**TASK TO COMPLETE**
Give the data below again exactly as written, without its pictures.

**PROVIDED DATA**
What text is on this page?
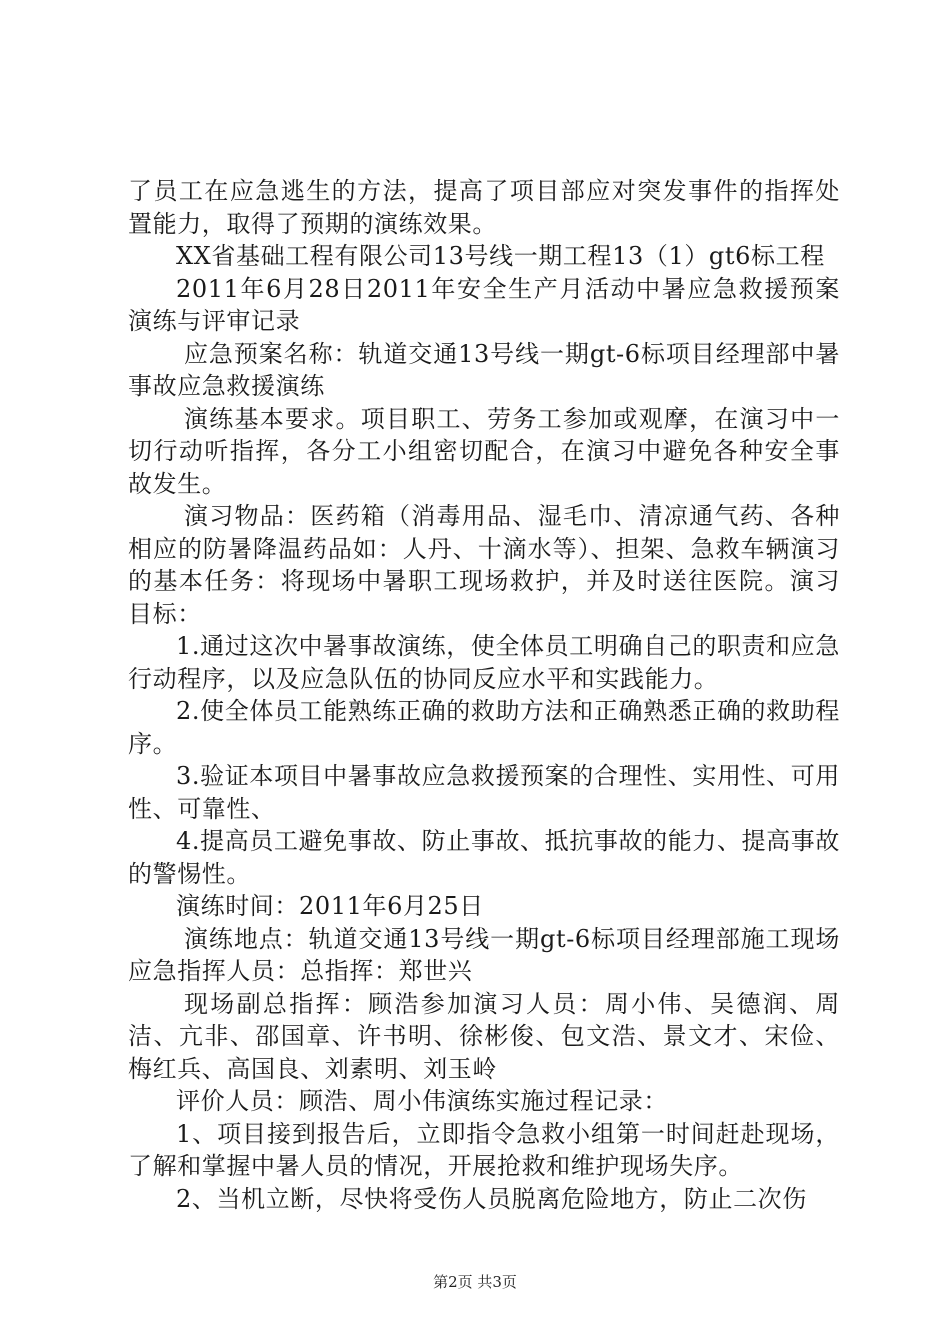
了员工在应急逃生的方法，提高了项目部应对突发事件的指挥处置能力，取得了预期的演练效果。

XX省基础工程有限公司13号线一期工程13（1）gt6标工程

2011年6月28日2011年安全生产月活动中暑应急救援预案演练与评审记录

应急预案名称：轨道交通13号线一期gt-6标项目经理部中暑事故应急救援演练

演练基本要求。项目职工、劳务工参加或观摩，在演习中一切行动听指挥，各分工小组密切配合，在演习中避免各种安全事故发生。

演习物品：医药箱（消毒用品、湿毛巾、清凉通气药、各种相应的防暑降温药品如：人丹、十滴水等）、担架、急救车辆演习的基本任务：将现场中暑职工现场救护，并及时送往医院。演习目标：

1.通过这次中暑事故演练，使全体员工明确自己的职责和应急行动程序，以及应急队伍的协同反应水平和实践能力。

2.使全体员工能熟练正确的救助方法和正确熟悉正确的救助程序。

3.验证本项目中暑事故应急救援预案的合理性、实用性、可用性、可靠性、

4.提高员工避免事故、防止事故、抵抗事故的能力、提高事故的警惕性。

演练时间：2011年6月25日

演练地点：轨道交通13号线一期gt-6标项目经理部施工现场应急指挥人员：总指挥：郑世兴

现场副总指挥：顾浩参加演习人员：周小伟、吴德润、周洁、亢非、邵国章、许书明、徐彬俊、包文浩、景文才、宋俭、梅红兵、高国良、刘素明、刘玉岭

评价人员：顾浩、周小伟演练实施过程记录：

1、项目接到报告后，立即指令急救小组第一时间赶赴现场，了解和掌握中暑人员的情况，开展抢救和维护现场失序。

2、当机立断，尽快将受伤人员脱离危险地方，防止二次伤

第2页 共3页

**EXERCISE ANSWER**
What text is on this page?
了员工在应急逃生的方法，提高了项目部应对突发事件的指挥处置能力，取得了预期的演练效果。

XX省基础工程有限公司13号线一期工程13（1）gt6标工程

2011年6月28日2011年安全生产月活动中暑应急救援预案演练与评审记录

应急预案名称：轨道交通13号线一期gt-6标项目经理部中暑事故应急救援演练

演练基本要求。项目职工、劳务工参加或观摩，在演习中一切行动听指挥，各分工小组密切配合，在演习中避免各种安全事故发生。

演习物品：医药箱（消毒用品、湿毛巾、清凉通气药、各种相应的防暑降温药品如：人丹、十滴水等）、担架、急救车辆演习的基本任务：将现场中暑职工现场救护，并及时送往医院。演习目标：

1.通过这次中暑事故演练，使全体员工明确自己的职责和应急行动程序，以及应急队伍的协同反应水平和实践能力。

2.使全体员工能熟练正确的救助方法和正确熟悉正确的救助程序。

3.验证本项目中暑事故应急救援预案的合理性、实用性、可用性、可靠性、

4.提高员工避免事故、防止事故、抵抗事故的能力、提高事故的警惕性。

演练时间：2011年6月25日

演练地点：轨道交通13号线一期gt-6标项目经理部施工现场应急指挥人员：总指挥：郑世兴

现场副总指挥：顾浩参加演习人员：周小伟、吴德润、周洁、亢非、邵国章、许书明、徐彬俊、包文浩、景文才、宋俭、梅红兵、高国良、刘素明、刘玉岭

评价人员：顾浩、周小伟演练实施过程记录：

1、项目接到报告后，立即指令急救小组第一时间赶赴现场，了解和掌握中暑人员的情况，开展抢救和维护现场失序。

2、当机立断，尽快将受伤人员脱离危险地方，防止二次伤

第2页 共3页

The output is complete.